• The request
All of the records listed below should be retyped exactly.

[start of Listed entries]

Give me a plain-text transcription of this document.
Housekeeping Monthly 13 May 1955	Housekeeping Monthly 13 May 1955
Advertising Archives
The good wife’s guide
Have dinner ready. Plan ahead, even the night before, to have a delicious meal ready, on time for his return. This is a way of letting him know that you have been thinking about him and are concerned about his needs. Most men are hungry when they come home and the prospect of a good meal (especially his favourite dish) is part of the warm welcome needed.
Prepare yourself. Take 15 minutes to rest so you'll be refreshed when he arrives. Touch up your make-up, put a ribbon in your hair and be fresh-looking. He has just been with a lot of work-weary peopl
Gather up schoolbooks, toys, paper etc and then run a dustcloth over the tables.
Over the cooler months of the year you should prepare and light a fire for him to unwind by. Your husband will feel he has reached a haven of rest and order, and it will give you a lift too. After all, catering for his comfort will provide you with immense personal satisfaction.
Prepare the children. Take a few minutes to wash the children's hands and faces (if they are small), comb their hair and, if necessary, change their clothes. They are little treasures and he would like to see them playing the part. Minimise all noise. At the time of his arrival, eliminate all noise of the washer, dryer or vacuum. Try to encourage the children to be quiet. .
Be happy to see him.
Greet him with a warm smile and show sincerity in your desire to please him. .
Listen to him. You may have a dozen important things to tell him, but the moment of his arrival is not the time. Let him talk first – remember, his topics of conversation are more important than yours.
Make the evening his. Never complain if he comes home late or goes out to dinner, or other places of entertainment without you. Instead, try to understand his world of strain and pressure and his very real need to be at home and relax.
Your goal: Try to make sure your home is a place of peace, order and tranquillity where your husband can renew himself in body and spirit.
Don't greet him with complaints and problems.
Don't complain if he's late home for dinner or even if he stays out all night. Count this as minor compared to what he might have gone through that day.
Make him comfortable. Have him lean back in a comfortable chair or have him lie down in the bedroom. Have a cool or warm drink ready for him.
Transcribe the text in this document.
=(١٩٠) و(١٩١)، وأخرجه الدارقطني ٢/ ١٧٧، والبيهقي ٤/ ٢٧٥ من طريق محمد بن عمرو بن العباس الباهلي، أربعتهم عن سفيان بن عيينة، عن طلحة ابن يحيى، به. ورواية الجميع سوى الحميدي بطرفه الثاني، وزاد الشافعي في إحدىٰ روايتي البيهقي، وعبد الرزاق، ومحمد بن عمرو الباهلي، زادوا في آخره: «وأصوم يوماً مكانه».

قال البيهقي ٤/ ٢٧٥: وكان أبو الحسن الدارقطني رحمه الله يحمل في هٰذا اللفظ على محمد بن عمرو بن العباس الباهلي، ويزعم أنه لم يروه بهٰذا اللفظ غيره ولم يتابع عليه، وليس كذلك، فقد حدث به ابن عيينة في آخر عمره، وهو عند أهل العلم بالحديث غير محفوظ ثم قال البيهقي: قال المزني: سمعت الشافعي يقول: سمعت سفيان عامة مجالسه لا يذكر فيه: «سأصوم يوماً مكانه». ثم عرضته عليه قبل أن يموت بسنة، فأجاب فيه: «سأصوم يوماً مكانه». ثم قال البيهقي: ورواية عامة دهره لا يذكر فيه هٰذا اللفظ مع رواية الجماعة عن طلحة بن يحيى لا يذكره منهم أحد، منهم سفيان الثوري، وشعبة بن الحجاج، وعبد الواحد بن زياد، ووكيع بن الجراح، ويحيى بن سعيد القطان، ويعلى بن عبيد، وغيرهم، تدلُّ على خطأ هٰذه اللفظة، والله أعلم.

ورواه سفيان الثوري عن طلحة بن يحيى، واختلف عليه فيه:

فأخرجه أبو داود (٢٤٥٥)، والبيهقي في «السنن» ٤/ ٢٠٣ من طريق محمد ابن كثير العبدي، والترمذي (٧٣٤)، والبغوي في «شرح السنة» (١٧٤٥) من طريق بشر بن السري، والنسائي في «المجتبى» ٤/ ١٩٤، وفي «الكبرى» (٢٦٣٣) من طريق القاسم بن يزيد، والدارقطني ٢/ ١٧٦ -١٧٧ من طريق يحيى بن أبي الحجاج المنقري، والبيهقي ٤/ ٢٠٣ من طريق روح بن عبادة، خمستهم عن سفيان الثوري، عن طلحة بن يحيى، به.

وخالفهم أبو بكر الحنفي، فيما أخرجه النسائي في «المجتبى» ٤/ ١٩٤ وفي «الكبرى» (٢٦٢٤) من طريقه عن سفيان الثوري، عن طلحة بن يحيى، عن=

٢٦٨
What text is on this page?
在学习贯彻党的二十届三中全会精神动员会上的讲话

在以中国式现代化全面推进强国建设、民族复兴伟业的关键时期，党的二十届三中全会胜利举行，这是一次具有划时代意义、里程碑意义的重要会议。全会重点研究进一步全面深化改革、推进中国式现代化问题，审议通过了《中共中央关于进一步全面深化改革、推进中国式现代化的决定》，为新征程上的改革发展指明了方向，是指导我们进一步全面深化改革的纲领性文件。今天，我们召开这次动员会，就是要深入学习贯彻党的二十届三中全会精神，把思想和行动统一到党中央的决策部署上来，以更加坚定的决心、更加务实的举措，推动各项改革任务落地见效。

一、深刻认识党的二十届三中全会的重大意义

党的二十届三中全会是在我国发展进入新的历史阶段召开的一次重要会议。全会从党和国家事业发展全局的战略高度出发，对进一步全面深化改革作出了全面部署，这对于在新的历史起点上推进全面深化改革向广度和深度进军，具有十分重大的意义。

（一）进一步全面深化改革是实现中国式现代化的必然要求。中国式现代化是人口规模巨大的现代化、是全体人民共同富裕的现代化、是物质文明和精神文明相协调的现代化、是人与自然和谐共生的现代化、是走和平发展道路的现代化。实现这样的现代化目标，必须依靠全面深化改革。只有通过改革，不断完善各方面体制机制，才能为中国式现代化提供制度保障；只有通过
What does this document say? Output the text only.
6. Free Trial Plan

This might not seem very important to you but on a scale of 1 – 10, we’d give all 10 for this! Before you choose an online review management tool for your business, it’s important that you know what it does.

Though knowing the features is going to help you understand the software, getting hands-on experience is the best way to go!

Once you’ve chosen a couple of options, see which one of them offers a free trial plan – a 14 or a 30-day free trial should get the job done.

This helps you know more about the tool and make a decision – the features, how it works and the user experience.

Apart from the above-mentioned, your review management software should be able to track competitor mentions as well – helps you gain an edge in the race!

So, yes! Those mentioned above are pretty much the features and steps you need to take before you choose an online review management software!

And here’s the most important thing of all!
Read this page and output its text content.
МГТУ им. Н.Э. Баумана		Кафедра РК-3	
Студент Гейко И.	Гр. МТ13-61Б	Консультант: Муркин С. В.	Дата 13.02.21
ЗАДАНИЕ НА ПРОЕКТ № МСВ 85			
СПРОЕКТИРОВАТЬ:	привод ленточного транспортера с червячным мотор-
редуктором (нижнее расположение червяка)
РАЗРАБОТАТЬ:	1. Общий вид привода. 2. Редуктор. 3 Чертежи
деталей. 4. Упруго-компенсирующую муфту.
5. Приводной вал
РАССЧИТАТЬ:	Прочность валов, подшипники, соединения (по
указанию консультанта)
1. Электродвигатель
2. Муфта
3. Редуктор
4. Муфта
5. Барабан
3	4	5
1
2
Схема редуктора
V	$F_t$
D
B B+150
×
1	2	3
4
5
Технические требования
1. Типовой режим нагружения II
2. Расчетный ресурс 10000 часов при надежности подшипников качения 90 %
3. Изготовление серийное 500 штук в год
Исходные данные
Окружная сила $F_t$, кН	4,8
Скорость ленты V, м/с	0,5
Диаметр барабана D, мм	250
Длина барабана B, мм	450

[end of Listed entries]

• Task result
Give me a plain-text transcription of this document.
Housekeeping Monthly 13 May 1955	Housekeeping Monthly 13 May 1955
Advertising Archives
The good wife’s guide
Have dinner ready. Plan ahead, even the night before, to have a delicious meal ready, on time for his return. This is a way of letting him know that you have been thinking about him and are concerned about his needs. Most men are hungry when they come home and the prospect of a good meal (especially his favourite dish) is part of the warm welcome needed.
Prepare yourself. Take 15 minutes to rest so you'll be refreshed when he arrives. Touch up your make-up, put a ribbon in your hair and be fresh-looking. He has just been with a lot of work-weary peopl
Gather up schoolbooks, toys, paper etc and then run a dustcloth over the tables.
Over the cooler months of the year you should prepare and light a fire for him to unwind by. Your husband will feel he has reached a haven of rest and order, and it will give you a lift too. After all, catering for his comfort will provide you with immense personal satisfaction.
Prepare the children. Take a few minutes to wash the children's hands and faces (if they are small), comb their hair and, if necessary, change their clothes. They are little treasures and he would like to see them playing the part. Minimise all noise. At the time of his arrival, eliminate all noise of the washer, dryer or vacuum. Try to encourage the children to be quiet. .
Be happy to see him.
Greet him with a warm smile and show sincerity in your desire to please him. .
Listen to him. You may have a dozen important things to tell him, but the moment of his arrival is not the time. Let him talk first – remember, his topics of conversation are more important than yours.
Make the evening his. Never complain if he comes home late or goes out to dinner, or other places of entertainment without you. Instead, try to understand his world of strain and pressure and his very real need to be at home and relax.
Your goal: Try to make sure your home is a place of peace, order and tranquillity where your husband can renew himself in body and spirit.
Don't greet him with complaints and problems.
Don't complain if he's late home for dinner or even if he stays out all night. Count this as minor compared to what he might have gone through that day.
Make him comfortable. Have him lean back in a comfortable chair or have him lie down in the bedroom. Have a cool or warm drink ready for him.
Transcribe the text in this document.
=(١٩٠) و(١٩١)، وأخرجه الدارقطني ٢/ ١٧٧، والبيهقي ٤/ ٢٧٥ من طريق محمد بن عمرو بن العباس الباهلي، أربعتهم عن سفيان بن عيينة، عن طلحة ابن يحيى، به. ورواية الجميع سوى الحميدي بطرفه الثاني، وزاد الشافعي في إحدىٰ روايتي البيهقي، وعبد الرزاق، ومحمد بن عمرو الباهلي، زادوا في آخره: «وأصوم يوماً مكانه».

قال البيهقي ٤/ ٢٧٥: وكان أبو الحسن الدارقطني رحمه الله يحمل في هٰذا اللفظ على محمد بن عمرو بن العباس الباهلي، ويزعم أنه لم يروه بهٰذا اللفظ غيره ولم يتابع عليه، وليس كذلك، فقد حدث به ابن عيينة في آخر عمره، وهو عند أهل العلم بالحديث غير محفوظ ثم قال البيهقي: قال المزني: سمعت الشافعي يقول: سمعت سفيان عامة مجالسه لا يذكر فيه: «سأصوم يوماً مكانه». ثم عرضته عليه قبل أن يموت بسنة، فأجاب فيه: «سأصوم يوماً مكانه». ثم قال البيهقي: ورواية عامة دهره لا يذكر فيه هٰذا اللفظ مع رواية الجماعة عن طلحة بن يحيى لا يذكره منهم أحد، منهم سفيان الثوري، وشعبة بن الحجاج، وعبد الواحد بن زياد، ووكيع بن الجراح، ويحيى بن سعيد القطان، ويعلى بن عبيد، وغيرهم، تدلُّ على خطأ هٰذه اللفظة، والله أعلم.

ورواه سفيان الثوري عن طلحة بن يحيى، واختلف عليه فيه:

فأخرجه أبو داود (٢٤٥٥)، والبيهقي في «السنن» ٤/ ٢٠٣ من طريق محمد ابن كثير العبدي، والترمذي (٧٣٤)، والبغوي في «شرح السنة» (١٧٤٥) من طريق بشر بن السري، والنسائي في «المجتبى» ٤/ ١٩٤، وفي «الكبرى» (٢٦٣٣) من طريق القاسم بن يزيد، والدارقطني ٢/ ١٧٦ -١٧٧ من طريق يحيى بن أبي الحجاج المنقري، والبيهقي ٤/ ٢٠٣ من طريق روح بن عبادة، خمستهم عن سفيان الثوري، عن طلحة بن يحيى، به.

وخالفهم أبو بكر الحنفي، فيما أخرجه النسائي في «المجتبى» ٤/ ١٩٤ وفي «الكبرى» (٢٦٢٤) من طريقه عن سفيان الثوري، عن طلحة بن يحيى، عن=

٢٦٨
What text is on this page?
在学习贯彻党的二十届三中全会精神动员会上的讲话

在以中国式现代化全面推进强国建设、民族复兴伟业的关键时期，党的二十届三中全会胜利举行，这是一次具有划时代意义、里程碑意义的重要会议。全会重点研究进一步全面深化改革、推进中国式现代化问题，审议通过了《中共中央关于进一步全面深化改革、推进中国式现代化的决定》，为新征程上的改革发展指明了方向，是指导我们进一步全面深化改革的纲领性文件。今天，我们召开这次动员会，就是要深入学习贯彻党的二十届三中全会精神，把思想和行动统一到党中央的决策部署上来，以更加坚定的决心、更加务实的举措，推动各项改革任务落地见效。

一、深刻认识党的二十届三中全会的重大意义

党的二十届三中全会是在我国发展进入新的历史阶段召开的一次重要会议。全会从党和国家事业发展全局的战略高度出发，对进一步全面深化改革作出了全面部署，这对于在新的历史起点上推进全面深化改革向广度和深度进军，具有十分重大的意义。

（一）进一步全面深化改革是实现中国式现代化的必然要求。中国式现代化是人口规模巨大的现代化、是全体人民共同富裕的现代化、是物质文明和精神文明相协调的现代化、是人与自然和谐共生的现代化、是走和平发展道路的现代化。实现这样的现代化目标，必须依靠全面深化改革。只有通过改革，不断完善各方面体制机制，才能为中国式现代化提供制度保障；只有通过
What does this document say? Output the text only.
6. Free Trial Plan

This might not seem very important to you but on a scale of 1 – 10, we’d give all 10 for this! Before you choose an online review management tool for your business, it’s important that you know what it does.

Though knowing the features is going to help you understand the software, getting hands-on experience is the best way to go!

Once you’ve chosen a couple of options, see which one of them offers a free trial plan – a 14 or a 30-day free trial should get the job done.

This helps you know more about the tool and make a decision – the features, how it works and the user experience.

Apart from the above-mentioned, your review management software should be able to track competitor mentions as well – helps you gain an edge in the race!

So, yes! Those mentioned above are pretty much the features and steps you need to take before you choose an online review management software!

And here’s the most important thing of all!
Read this page and output its text content.
МГТУ им. Н.Э. Баумана		Кафедра РК-3	
Студент Гейко И.	Гр. МТ13-61Б	Консультант: Муркин С. В.	Дата 13.02.21
ЗАДАНИЕ НА ПРОЕКТ № МСВ 85			
СПРОЕКТИРОВАТЬ:	привод ленточного транспортера с червячным мотор-
редуктором (нижнее расположение червяка)
РАЗРАБОТАТЬ:	1. Общий вид привода. 2. Редуктор. 3 Чертежи
деталей. 4. Упруго-компенсирующую муфту.
5. Приводной вал
РАССЧИТАТЬ:	Прочность валов, подшипники, соединения (по
указанию консультанта)
1. Электродвигатель
2. Муфта
3. Редуктор
4. Муфта
5. Барабан
3	4	5
1
2
Схема редуктора
V	$F_t$
D
B B+150
×
1	2	3
4
5
Технические требования
1. Типовой режим нагружения II
2. Расчетный ресурс 10000 часов при надежности подшипников качения 90 %
3. Изготовление серийное 500 штук в год
Исходные данные
Окружная сила $F_t$, кН	4,8
Скорость ленты V, м/с	0,5
Диаметр барабана D, мм	250
Длина барабана B, мм	450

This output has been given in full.